##### Data to use

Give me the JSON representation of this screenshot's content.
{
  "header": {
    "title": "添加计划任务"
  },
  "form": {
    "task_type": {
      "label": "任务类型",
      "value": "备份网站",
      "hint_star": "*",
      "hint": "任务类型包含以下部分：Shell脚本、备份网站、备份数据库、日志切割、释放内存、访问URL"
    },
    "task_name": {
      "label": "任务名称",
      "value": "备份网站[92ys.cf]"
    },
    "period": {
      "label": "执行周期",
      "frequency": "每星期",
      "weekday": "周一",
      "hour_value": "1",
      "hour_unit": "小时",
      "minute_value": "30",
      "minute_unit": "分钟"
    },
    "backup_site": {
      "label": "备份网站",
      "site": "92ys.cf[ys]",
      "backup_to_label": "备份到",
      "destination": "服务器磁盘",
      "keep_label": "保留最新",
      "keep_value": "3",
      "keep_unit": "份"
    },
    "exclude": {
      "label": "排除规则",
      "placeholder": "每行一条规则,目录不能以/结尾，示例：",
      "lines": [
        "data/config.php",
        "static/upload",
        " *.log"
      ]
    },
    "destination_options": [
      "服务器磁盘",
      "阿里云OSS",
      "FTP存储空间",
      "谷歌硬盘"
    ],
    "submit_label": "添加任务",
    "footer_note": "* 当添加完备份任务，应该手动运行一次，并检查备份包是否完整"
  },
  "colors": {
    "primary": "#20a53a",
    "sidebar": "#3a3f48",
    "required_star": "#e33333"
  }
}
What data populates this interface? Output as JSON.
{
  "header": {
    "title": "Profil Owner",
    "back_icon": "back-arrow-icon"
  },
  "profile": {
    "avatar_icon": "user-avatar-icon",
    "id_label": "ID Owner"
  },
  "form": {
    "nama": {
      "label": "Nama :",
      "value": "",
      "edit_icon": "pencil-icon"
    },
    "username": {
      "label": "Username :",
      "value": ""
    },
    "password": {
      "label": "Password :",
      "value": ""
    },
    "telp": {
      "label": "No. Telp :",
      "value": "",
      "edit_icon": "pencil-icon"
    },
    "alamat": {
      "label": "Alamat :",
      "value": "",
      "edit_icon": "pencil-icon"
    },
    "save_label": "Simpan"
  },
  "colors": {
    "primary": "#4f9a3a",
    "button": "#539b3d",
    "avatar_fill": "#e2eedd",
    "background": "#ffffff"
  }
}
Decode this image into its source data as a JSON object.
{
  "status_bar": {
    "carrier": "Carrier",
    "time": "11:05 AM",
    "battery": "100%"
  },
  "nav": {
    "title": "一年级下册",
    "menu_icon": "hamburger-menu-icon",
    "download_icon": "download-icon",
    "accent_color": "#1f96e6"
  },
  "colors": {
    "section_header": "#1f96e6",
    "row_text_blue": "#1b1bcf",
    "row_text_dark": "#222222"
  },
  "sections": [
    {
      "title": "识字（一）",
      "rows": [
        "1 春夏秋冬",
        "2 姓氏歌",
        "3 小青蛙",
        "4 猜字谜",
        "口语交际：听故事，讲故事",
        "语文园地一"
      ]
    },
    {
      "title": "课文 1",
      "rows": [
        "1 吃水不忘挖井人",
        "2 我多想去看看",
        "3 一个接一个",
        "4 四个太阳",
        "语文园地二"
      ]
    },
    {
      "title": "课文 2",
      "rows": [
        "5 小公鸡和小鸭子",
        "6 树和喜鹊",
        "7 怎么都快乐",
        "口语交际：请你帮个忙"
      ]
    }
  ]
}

##########

Your instructions — Locate the line that contains "Decode this image", then please quote it and every line after it to the end of the entries above, exactly and with nothing else.

Task result —
Decode this image into its source data as a JSON object.
{
  "status_bar": {
    "carrier": "Carrier",
    "time": "11:05 AM",
    "battery": "100%"
  },
  "nav": {
    "title": "一年级下册",
    "menu_icon": "hamburger-menu-icon",
    "download_icon": "download-icon",
    "accent_color": "#1f96e6"
  },
  "colors": {
    "section_header": "#1f96e6",
    "row_text_blue": "#1b1bcf",
    "row_text_dark": "#222222"
  },
  "sections": [
    {
      "title": "识字（一）",
      "rows": [
        "1 春夏秋冬",
        "2 姓氏歌",
        "3 小青蛙",
        "4 猜字谜",
        "口语交际：听故事，讲故事",
        "语文园地一"
      ]
    },
    {
      "title": "课文 1",
      "rows": [
        "1 吃水不忘挖井人",
        "2 我多想去看看",
        "3 一个接一个",
        "4 四个太阳",
        "语文园地二"
      ]
    },
    {
      "title": "课文 2",
      "rows": [
        "5 小公鸡和小鸭子",
        "6 树和喜鹊",
        "7 怎么都快乐",
        "口语交际：请你帮个忙"
      ]
    }
  ]
}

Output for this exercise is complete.